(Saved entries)
★ ★ ★

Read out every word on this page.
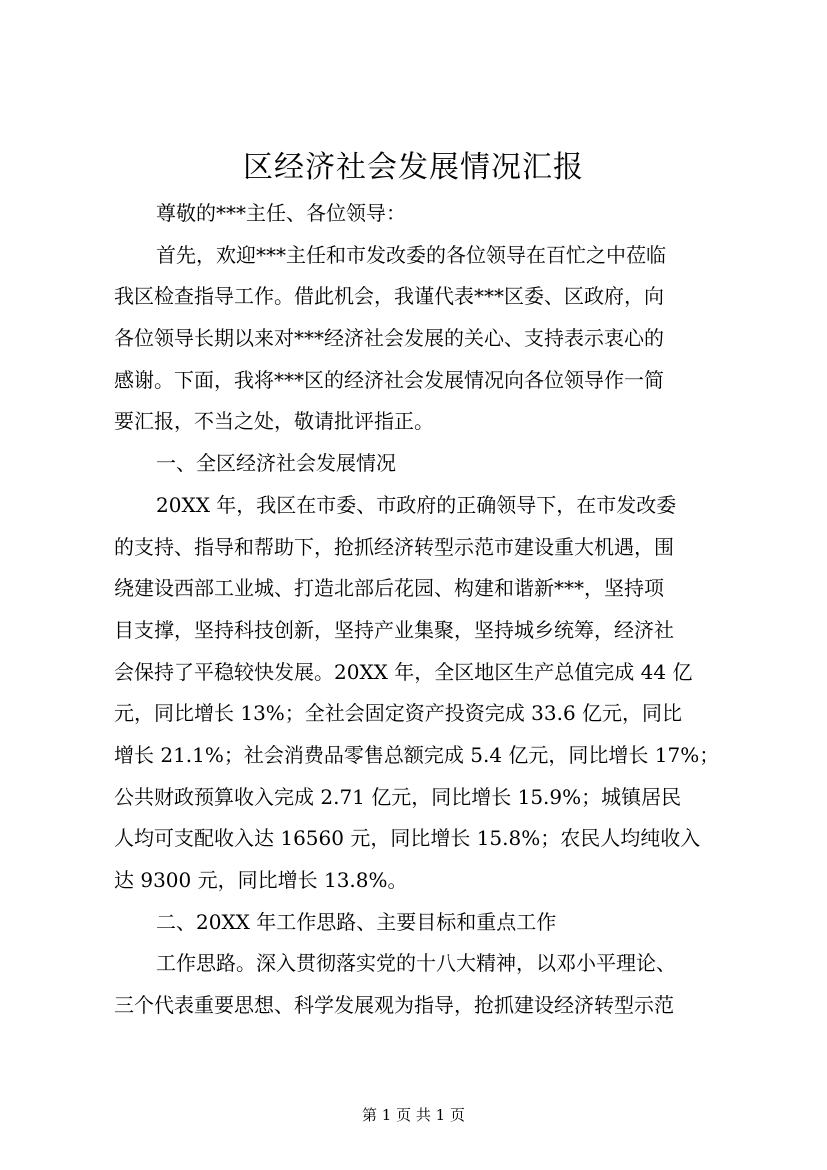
区经济社会发展情况汇报
尊敬的***主任、各位领导：
首先，欢迎***主任和市发改委的各位领导在百忙之中莅临
我区检查指导工作。借此机会，我谨代表***区委、区政府，向
各位领导长期以来对***经济社会发展的关心、支持表示衷心的
感谢。下面，我将***区的经济社会发展情况向各位领导作一简
要汇报，不当之处，敬请批评指正。
一、全区经济社会发展情况
20XX 年，我区在市委、市政府的正确领导下，在市发改委
的支持、指导和帮助下，抢抓经济转型示范市建设重大机遇，围
绕建设西部工业城、打造北部后花园、构建和谐新***，坚持项
目支撑，坚持科技创新，坚持产业集聚，坚持城乡统筹，经济社
会保持了平稳较快发展。20XX 年，全区地区生产总值完成 44 亿
元，同比增长 13%；全社会固定资产投资完成 33.6 亿元，同比
增长 21.1%；社会消费品零售总额完成 5.4 亿元，同比增长 17%；
公共财政预算收入完成 2.71 亿元，同比增长 15.9%；城镇居民
人均可支配收入达 16560 元，同比增长 15.8%；农民人均纯收入
达 9300 元，同比增长 13.8%。
二、20XX 年工作思路、主要目标和重点工作
工作思路。深入贯彻落实党的十八大精神，以邓小平理论、
三个代表重要思想、科学发展观为指导，抢抓建设经济转型示范
第 1 页 共 1 页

★ ★ ★

- **Direction**
Repeat the records word for word. Any picture in them should be left out.

- **The response**
Read out every word on this page.
区经济社会发展情况汇报
尊敬的***主任、各位领导：
首先，欢迎***主任和市发改委的各位领导在百忙之中莅临
我区检查指导工作。借此机会，我谨代表***区委、区政府，向
各位领导长期以来对***经济社会发展的关心、支持表示衷心的
感谢。下面，我将***区的经济社会发展情况向各位领导作一简
要汇报，不当之处，敬请批评指正。
一、全区经济社会发展情况
20XX 年，我区在市委、市政府的正确领导下，在市发改委
的支持、指导和帮助下，抢抓经济转型示范市建设重大机遇，围
绕建设西部工业城、打造北部后花园、构建和谐新***，坚持项
目支撑，坚持科技创新，坚持产业集聚，坚持城乡统筹，经济社
会保持了平稳较快发展。20XX 年，全区地区生产总值完成 44 亿
元，同比增长 13%；全社会固定资产投资完成 33.6 亿元，同比
增长 21.1%；社会消费品零售总额完成 5.4 亿元，同比增长 17%；
公共财政预算收入完成 2.71 亿元，同比增长 15.9%；城镇居民
人均可支配收入达 16560 元，同比增长 15.8%；农民人均纯收入
达 9300 元，同比增长 13.8%。
二、20XX 年工作思路、主要目标和重点工作
工作思路。深入贯彻落实党的十八大精神，以邓小平理论、
三个代表重要思想、科学发展观为指导，抢抓建设经济转型示范
第 1 页 共 1 页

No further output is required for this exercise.